# [Aim of the exercise]
Give the lines of the records below as a JSON list of strings, one string per line, with blank lines omitted. Leave the pictures out of the answer.

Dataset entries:
━━━━

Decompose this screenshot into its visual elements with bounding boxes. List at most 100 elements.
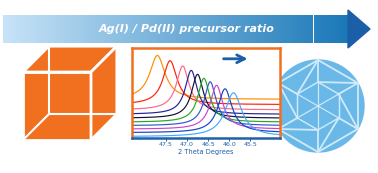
Bar [113,15,115,43]
Bar [235,15,237,43]
Bar [240,15,241,43]
Bar [24,15,25,43]
Bar [259,15,260,43]
Bar [78,15,79,43]
Bar [135,15,136,43]
Bar [130,15,131,43]
Bar [326,15,327,43]
Bar [12,15,13,43]
Bar [303,15,304,43]
Bar [312,15,313,43]
Bar [249,15,250,43]
Bar [214,15,215,43]
Bar [201,15,202,43]
Bar [102,15,103,43]
Bar [219,15,220,43]
Bar [309,15,310,43]
Polygon shape [91,46,117,140]
Bar [68,15,70,43]
Bar [271,15,272,43]
Bar [284,15,285,43]
Bar [90,15,91,43]
Bar [15,15,17,43]
Bar [262,15,263,43]
Bar [255,15,256,43]
Bar [197,15,198,43]
Bar [264,15,265,43]
Bar [203,15,204,43]
Bar [279,15,280,43]
Bar [225,15,226,43]
Bar [116,15,117,43]
Bar [3,15,4,43]
Bar [25,15,26,43]
Bar [232,15,233,43]
Bar [35,15,36,43]
Bar [29,15,31,43]
Bar [334,15,335,43]
Bar [97,15,98,43]
Bar [198,15,200,43]
Bar [346,15,347,43]
Bar [82,15,84,43]
Bar [91,15,93,43]
Bar [296,15,297,43]
Bar [47,15,48,43]
Bar [233,15,234,43]
Bar [124,15,125,43]
Bar [227,15,228,43]
Bar [321,15,322,43]
Bar [26,15,27,43]
Bar [311,15,312,43]
Bar [238,15,239,43]
Bar [121,15,122,43]
Bar [241,15,242,43]
Bar [41,15,42,43]
Bar [13,15,14,43]
Bar [63,15,64,43]
Bar [313,15,314,43]
Bar [28,15,29,43]
Bar [98,15,99,43]
Bar [310,15,311,43]
Bar [184,15,185,43]
Bar [302,15,303,43]
Bar [338,15,339,43]
Bar [153,15,155,43]
Bar [288,15,289,43]
Bar [180,15,181,43]
Bar [73,15,74,43]
Bar [103,15,104,43]
Circle shape [272,60,364,152]
Bar [196,15,197,43]
Bar [60,15,62,43]
Bar [34,15,35,43]
Bar [178,15,179,43]
Bar [54,15,55,43]
Bar [317,15,318,43]
Bar [250,15,251,43]
Bar [62,15,63,43]
Bar [169,15,170,43]
Bar [254,15,255,43]
Bar [37,15,39,43]
Bar [133,15,134,43]
Bar [204,15,205,43]
Bar [53,15,54,43]
Bar [231,15,232,43]
Bar [331,15,332,43]
Bar [64,15,65,43]
Bar [323,15,324,43]
Polygon shape [348,10,370,48]
Bar [119,15,120,43]
Bar [229,15,231,43]
Bar [165,15,166,43]
Bar [253,15,254,43]
Bar [9,15,10,43]
Bar [134,15,135,43]
Bar [285,15,286,43]
Bar [179,15,180,43]
Bar [215,15,216,43]
Bar [55,15,56,43]
Bar [139,15,140,43]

━━━━

# [Result of the exercise]
[
  "Decompose this screenshot into its visual elements with bounding boxes. List at most 100 elements.",
  "Bar [113,15,115,43]",
  "Bar [235,15,237,43]",
  "Bar [240,15,241,43]",
  "Bar [24,15,25,43]",
  "Bar [259,15,260,43]",
  "Bar [78,15,79,43]",
  "Bar [135,15,136,43]",
  "Bar [130,15,131,43]",
  "Bar [326,15,327,43]",
  "Bar [12,15,13,43]",
  "Bar [303,15,304,43]",
  "Bar [312,15,313,43]",
  "Bar [249,15,250,43]",
  "Bar [214,15,215,43]",
  "Bar [201,15,202,43]",
  "Bar [102,15,103,43]",
  "Bar [219,15,220,43]",
  "Bar [309,15,310,43]",
  "Polygon shape [91,46,117,140]",
  "Bar [68,15,70,43]",
  "Bar [271,15,272,43]",
  "Bar [284,15,285,43]",
  "Bar [90,15,91,43]",
  "Bar [15,15,17,43]",
  "Bar [262,15,263,43]",
  "Bar [255,15,256,43]",
  "Bar [197,15,198,43]",
  "Bar [264,15,265,43]",
  "Bar [203,15,204,43]",
  "Bar [279,15,280,43]",
  "Bar [225,15,226,43]",
  "Bar [116,15,117,43]",
  "Bar [3,15,4,43]",
  "Bar [25,15,26,43]",
  "Bar [232,15,233,43]",
  "Bar [35,15,36,43]",
  "Bar [29,15,31,43]",
  "Bar [334,15,335,43]",
  "Bar [97,15,98,43]",
  "Bar [198,15,200,43]",
  "Bar [346,15,347,43]",
  "Bar [82,15,84,43]",
  "Bar [91,15,93,43]",
  "Bar [296,15,297,43]",
  "Bar [47,15,48,43]",
  "Bar [233,15,234,43]",
  "Bar [124,15,125,43]",
  "Bar [227,15,228,43]",
  "Bar [321,15,322,43]",
  "Bar [26,15,27,43]",
  "Bar [311,15,312,43]",
  "Bar [238,15,239,43]",
  "Bar [121,15,122,43]",
  "Bar [241,15,242,43]",
  "Bar [41,15,42,43]",
  "Bar [13,15,14,43]",
  "Bar [63,15,64,43]",
  "Bar [313,15,314,43]",
  "Bar [28,15,29,43]",
  "Bar [98,15,99,43]",
  "Bar [310,15,311,43]",
  "Bar [184,15,185,43]",
  "Bar [302,15,303,43]",
  "Bar [338,15,339,43]",
  "Bar [153,15,155,43]",
  "Bar [288,15,289,43]",
  "Bar [180,15,181,43]",
  "Bar [73,15,74,43]",
  "Bar [103,15,104,43]",
  "Circle shape [272,60,364,152]",
  "Bar [196,15,197,43]",
  "Bar [60,15,62,43]",
  "Bar [34,15,35,43]",
  "Bar [178,15,179,43]",
  "Bar [54,15,55,43]",
  "Bar [317,15,318,43]",
  "Bar [250,15,251,43]",
  "Bar [62,15,63,43]",
  "Bar [169,15,170,43]",
  "Bar [254,15,255,43]",
  "Bar [37,15,39,43]",
  "Bar [133,15,134,43]",
  "Bar [204,15,205,43]",
  "Bar [53,15,54,43]",
  "Bar [231,15,232,43]",
  "Bar [331,15,332,43]",
  "Bar [64,15,65,43]",
  "Bar [323,15,324,43]",
  "Polygon shape [348,10,370,48]",
  "Bar [119,15,120,43]",
  "Bar [229,15,231,43]",
  "Bar [165,15,166,43]",
  "Bar [253,15,254,43]",
  "Bar [9,15,10,43]",
  "Bar [134,15,135,43]",
  "Bar [285,15,286,43]",
  "Bar [179,15,180,43]",
  "Bar [215,15,216,43]",
  "Bar [55,15,56,43]",
  "Bar [139,15,140,43]"
]